__WHAT YOU NEED TO DO__
Reproduce, word for word, the lines in the rows below from the line containing "row-label: Шины <box>22 312 65 326</box>" up to and including the line containing "year-label: 2021 <box>834 71 866 85</box>".

__RAW RECORDS__

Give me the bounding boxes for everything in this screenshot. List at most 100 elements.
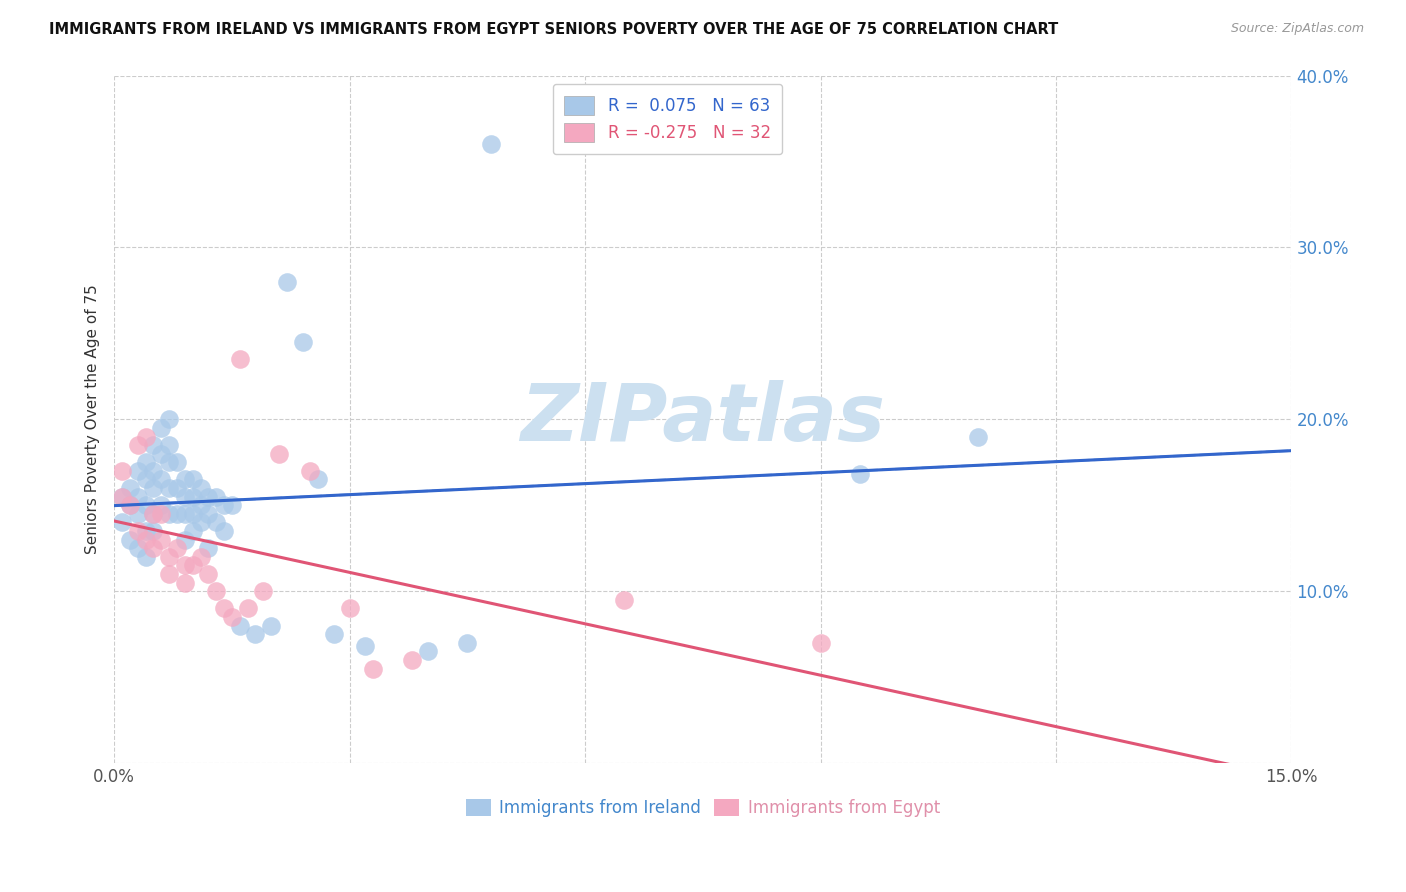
Point [260, 618, 283, 632]
Point [111, 490, 134, 504]
Point [221, 498, 243, 512]
Point [157, 549, 180, 564]
Point [291, 334, 314, 349]
Point [236, 601, 259, 615]
Text: Source: ZipAtlas.com: Source: ZipAtlas.com [1230, 22, 1364, 36]
Point [157, 481, 180, 495]
Point [135, 498, 157, 512]
Point [205, 490, 228, 504]
Point [135, 455, 157, 469]
Point [197, 567, 219, 582]
Point [810, 636, 832, 650]
Point [127, 507, 149, 521]
Text: IMMIGRANTS FROM IRELAND VS IMMIGRANTS FROM EGYPT SENIORS POVERTY OVER THE AGE OF: IMMIGRANTS FROM IRELAND VS IMMIGRANTS FR… [49, 22, 1059, 37]
Point [190, 516, 212, 530]
Point [190, 498, 212, 512]
Point [111, 464, 134, 478]
Point [135, 524, 157, 538]
Point [150, 533, 173, 547]
Point [181, 490, 204, 504]
Point [205, 584, 228, 599]
Point [111, 516, 134, 530]
Point [181, 558, 204, 573]
Point [142, 507, 165, 521]
Point [166, 481, 188, 495]
Point [205, 516, 228, 530]
Point [401, 653, 423, 667]
Point [181, 524, 204, 538]
Point [127, 438, 149, 452]
Point [252, 584, 274, 599]
Point [142, 464, 165, 478]
Y-axis label: Seniors Poverty Over the Age of 75: Seniors Poverty Over the Age of 75 [86, 285, 100, 554]
Point [173, 507, 195, 521]
Point [157, 412, 180, 426]
Point [150, 447, 173, 461]
Point [135, 533, 157, 547]
Point [118, 533, 141, 547]
Point [166, 541, 188, 556]
Point [135, 473, 157, 487]
Point [212, 601, 235, 615]
Point [118, 481, 141, 495]
Point [135, 429, 157, 443]
Point [276, 275, 298, 289]
Point [173, 575, 195, 590]
Point [418, 644, 440, 658]
Point [142, 481, 165, 495]
Point [127, 524, 149, 538]
Point [849, 467, 872, 482]
Point [212, 524, 235, 538]
Point [173, 533, 195, 547]
Point [299, 464, 322, 478]
Point [190, 481, 212, 495]
Text: ZIPatlas: ZIPatlas [520, 380, 886, 458]
Point [142, 541, 165, 556]
Point [150, 507, 173, 521]
Point [197, 490, 219, 504]
Point [142, 507, 165, 521]
Point [323, 627, 346, 641]
Point [150, 473, 173, 487]
Legend: Immigrants from Ireland, Immigrants from Egypt: Immigrants from Ireland, Immigrants from… [460, 792, 946, 823]
Point [127, 464, 149, 478]
Point [229, 618, 252, 632]
Point [127, 541, 149, 556]
Point [166, 507, 188, 521]
Point [361, 662, 384, 676]
Point [142, 524, 165, 538]
Point [111, 490, 134, 504]
Point [197, 541, 219, 556]
Point [157, 438, 180, 452]
Point [267, 447, 290, 461]
Point [150, 498, 173, 512]
Point [966, 429, 988, 443]
Point [135, 549, 157, 564]
Point [456, 636, 478, 650]
Point [221, 610, 243, 624]
Point [190, 549, 212, 564]
Point [181, 473, 204, 487]
Point [142, 438, 165, 452]
Point [354, 639, 377, 653]
Point [479, 137, 502, 152]
Point [212, 498, 235, 512]
Point [157, 455, 180, 469]
Point [229, 352, 252, 367]
Point [181, 507, 204, 521]
Point [157, 507, 180, 521]
Point [127, 490, 149, 504]
Point [613, 592, 636, 607]
Point [150, 421, 173, 435]
Point [157, 567, 180, 582]
Point [173, 473, 195, 487]
Point [245, 627, 267, 641]
Point [118, 498, 141, 512]
Point [166, 455, 188, 469]
Point [307, 473, 329, 487]
Point [173, 558, 195, 573]
Point [173, 490, 195, 504]
Point [197, 507, 219, 521]
Point [339, 601, 361, 615]
Point [118, 498, 141, 512]
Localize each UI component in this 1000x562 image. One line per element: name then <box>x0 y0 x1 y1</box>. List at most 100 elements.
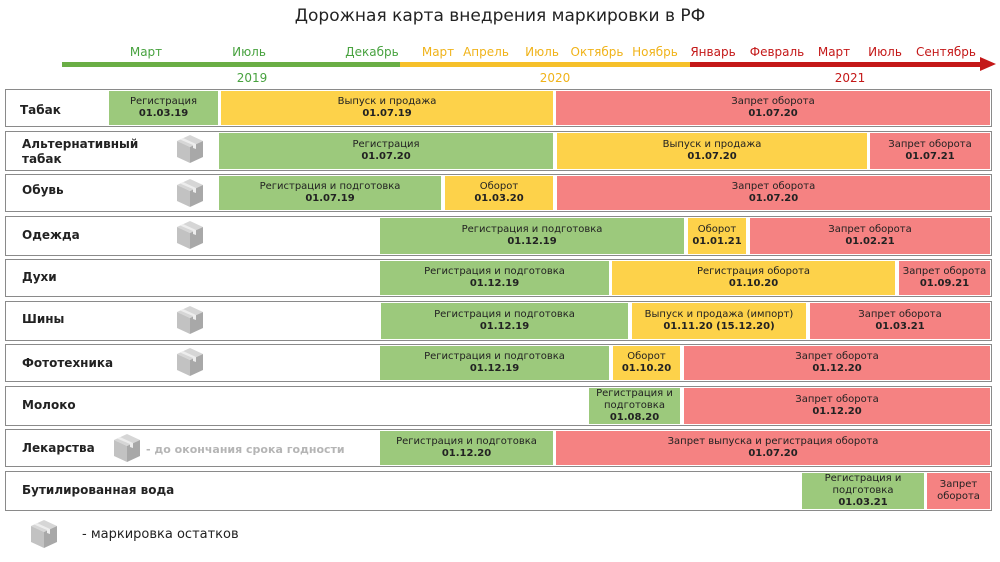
row-label: Шины <box>22 312 65 326</box>
month-label: Март <box>129 45 163 59</box>
segment-label: Регистрация <box>352 139 420 150</box>
segment-date: 01.03.19 <box>138 108 189 119</box>
row-label: Духи <box>22 270 57 284</box>
segment-label: Регистрация и подготовка <box>434 309 575 320</box>
timeline-segment: Запрет оборота <box>927 473 990 509</box>
segment-date: 01.03.21 <box>875 321 925 332</box>
segment-date: 01.02.21 <box>845 236 895 247</box>
box-icon-svg <box>177 348 203 376</box>
timeline-segment: Оборот 01.01.21 <box>688 218 746 254</box>
timeline-segment: Запрет оборота 01.07.20 <box>557 176 990 210</box>
axis-segment <box>62 62 400 67</box>
segment-label: Запрет оборота <box>858 309 942 320</box>
timeline-segment: Запрет оборота 01.07.20 <box>556 91 990 125</box>
segment-date: 01.07.19 <box>362 108 412 119</box>
box-icon <box>176 305 204 335</box>
month-label: Сентябрь <box>916 45 976 59</box>
box-icon-svg <box>177 306 203 334</box>
month-label: Январь <box>690 45 736 59</box>
month-label: Февраль <box>749 45 805 59</box>
segment-label: оборота <box>937 491 980 502</box>
segment-label: Запрет оборота <box>828 224 912 235</box>
segment-date: 01.07.19 <box>305 193 355 204</box>
segment-label: подготовка <box>832 485 894 496</box>
segment-label: Запрет оборота <box>795 394 879 405</box>
timeline-segment: Запрет выпуска и регистрация оборота 01.0… <box>556 431 990 465</box>
timeline-segment: Регистрация оборота 01.10.20 <box>612 261 895 295</box>
legend-box-icon <box>30 519 58 549</box>
segment-date: 01.12.20 <box>441 448 492 459</box>
segment-label: Регистрация <box>129 96 198 107</box>
segment-label: Регистрация и подготовка <box>396 436 537 447</box>
timeline-segment: Выпуск и продажа 01.07.20 <box>557 133 867 169</box>
segment-label: Регистрация и <box>824 473 902 484</box>
timeline-segment: Выпуск и продажа (импорт) 01.11.20 (15.12… <box>632 303 806 339</box>
box-icon-svg <box>114 434 140 462</box>
box-icon-svg <box>177 179 203 207</box>
year-label: 2021 <box>834 71 866 85</box>
segment-label: Запрет оборота <box>795 351 879 362</box>
month-label: Март <box>421 45 455 59</box>
segment-label: Регистрация и подготовка <box>461 224 603 235</box>
row-label: Табак <box>20 103 61 117</box>
timeline-segment: Оборот 01.10.20 <box>613 346 680 380</box>
box-icon <box>176 220 204 250</box>
segment-label: Регистрация и подготовка <box>424 266 565 277</box>
year-label: 2019 <box>236 71 268 85</box>
timeline-segment: Запрет оборота 01.09.21 <box>899 261 990 295</box>
month-label: Июль <box>525 45 559 59</box>
segment-label: Выпуск и продажа (импорт) <box>644 309 794 320</box>
timeline-segment: Регистрация и подготовка 01.07.19 <box>219 176 441 210</box>
row-label: Альтернативный табак <box>22 137 139 166</box>
axis-segment <box>690 62 984 67</box>
segment-label: Регистрация и <box>596 388 673 399</box>
month-label: Июль <box>232 45 266 59</box>
row-label: Лекарства <box>22 441 95 455</box>
segment-label: подготовка <box>604 400 665 411</box>
timeline-segment: Запрет оборота 01.03.21 <box>810 303 990 339</box>
month-label: Апрель <box>463 45 509 59</box>
segment-date: 01.10.20 <box>728 278 779 289</box>
segment-date: 01.12.20 <box>812 363 862 374</box>
timeline-segment: Запрет оборота 01.07.21 <box>870 133 990 169</box>
segment-date: 01.07.20 <box>687 151 737 162</box>
segment-date: 01.07.20 <box>748 108 798 119</box>
segment-date: 01.08.20 <box>609 412 660 423</box>
segment-date: 01.10.20 <box>621 363 672 374</box>
segment-date: 01.12.19 <box>479 321 530 332</box>
segment-label: Оборот <box>479 181 519 192</box>
segment-date: 01.11.20 (15.12.20) <box>663 321 775 332</box>
arrowhead-icon <box>980 57 996 71</box>
row-note: - до окончания срока годности <box>146 443 345 456</box>
month-label: Март <box>817 45 851 59</box>
timeline-segment: Оборот 01.03.20 <box>445 176 553 210</box>
segment-date: 01.07.20 <box>748 193 799 204</box>
row-label: Бутилированная вода <box>22 483 175 497</box>
month-label: Ноябрь <box>632 45 678 59</box>
segment-label: Оборот <box>627 351 666 362</box>
year-label: 2020 <box>539 71 571 85</box>
timeline-segment: Регистрация и подготовка 01.03.21 <box>802 473 924 509</box>
segment-label: Выпуск и продажа <box>337 96 437 107</box>
segment-label: Запрет оборота <box>731 181 816 192</box>
segment-label: Регистрация и подготовка <box>259 181 401 192</box>
box-icon-svg <box>177 135 203 163</box>
segment-date: 01.01.21 <box>692 236 742 247</box>
month-label: Октябрь <box>570 45 624 59</box>
segment-date: 01.12.19 <box>469 278 520 289</box>
timeline-segment: Регистрация 01.07.20 <box>219 133 553 169</box>
timeline-segment: Регистрация 01.03.19 <box>109 91 218 125</box>
segment-label: Выпуск и продажа <box>662 139 762 150</box>
segment-date: 01.07.20 <box>748 448 798 459</box>
segment-date: 01.12.19 <box>507 236 557 247</box>
timeline-segment: Регистрация и подготовка 01.08.20 <box>589 388 680 424</box>
segment-label: Запрет оборота <box>731 96 815 107</box>
box-icon <box>176 347 204 377</box>
legend-box-icon-svg <box>31 520 57 548</box>
segment-date: 01.12.20 <box>812 406 862 417</box>
segment-date: 01.03.20 <box>474 193 524 204</box>
box-icon <box>176 134 204 164</box>
row-label: Молоко <box>22 398 76 412</box>
segment-label: Запрет выпуска и регистрация оборота <box>667 436 879 447</box>
box-icon <box>113 433 141 463</box>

__FINAL ANSWER__
row-label: Шины <box>22 312 65 326</box>
month-label: Март <box>129 45 163 59</box>
segment-label: Регистрация <box>352 139 420 150</box>
segment-date: 01.03.19 <box>138 108 189 119</box>
row-label: Духи <box>22 270 57 284</box>
segment-label: Регистрация и подготовка <box>434 309 575 320</box>
timeline-segment: Запрет оборота <box>927 473 990 509</box>
segment-date: 01.03.21 <box>875 321 925 332</box>
segment-date: 01.02.21 <box>845 236 895 247</box>
box-icon-svg <box>177 348 203 376</box>
timeline-segment: Оборот 01.01.21 <box>688 218 746 254</box>
timeline-segment: Запрет оборота 01.07.20 <box>557 176 990 210</box>
axis-segment <box>62 62 400 67</box>
segment-label: Запрет оборота <box>858 309 942 320</box>
timeline-segment: Запрет оборота 01.07.20 <box>556 91 990 125</box>
segment-date: 01.07.19 <box>362 108 412 119</box>
box-icon <box>176 305 204 335</box>
month-label: Сентябрь <box>916 45 976 59</box>
box-icon-svg <box>177 306 203 334</box>
month-label: Январь <box>690 45 736 59</box>
month-label: Февраль <box>749 45 805 59</box>
segment-label: оборота <box>937 491 980 502</box>
segment-label: Запрет оборота <box>828 224 912 235</box>
segment-date: 01.07.19 <box>305 193 355 204</box>
segment-label: подготовка <box>832 485 894 496</box>
segment-label: Запрет оборота <box>795 394 879 405</box>
timeline-segment: Запрет выпуска и регистрация оборота 01.0… <box>556 431 990 465</box>
timeline-segment: Регистрация оборота 01.10.20 <box>612 261 895 295</box>
legend-box-icon <box>30 519 58 549</box>
segment-date: 01.12.20 <box>441 448 492 459</box>
segment-label: Регистрация <box>129 96 198 107</box>
segment-label: Регистрация и подготовка <box>396 436 537 447</box>
timeline-segment: Выпуск и продажа 01.07.20 <box>557 133 867 169</box>
segment-label: Регистрация и <box>824 473 902 484</box>
timeline-segment: Выпуск и продажа (импорт) 01.11.20 (15.12… <box>632 303 806 339</box>
box-icon-svg <box>114 434 140 462</box>
box-icon-svg <box>177 179 203 207</box>
year-label: 2021 <box>834 71 866 85</box>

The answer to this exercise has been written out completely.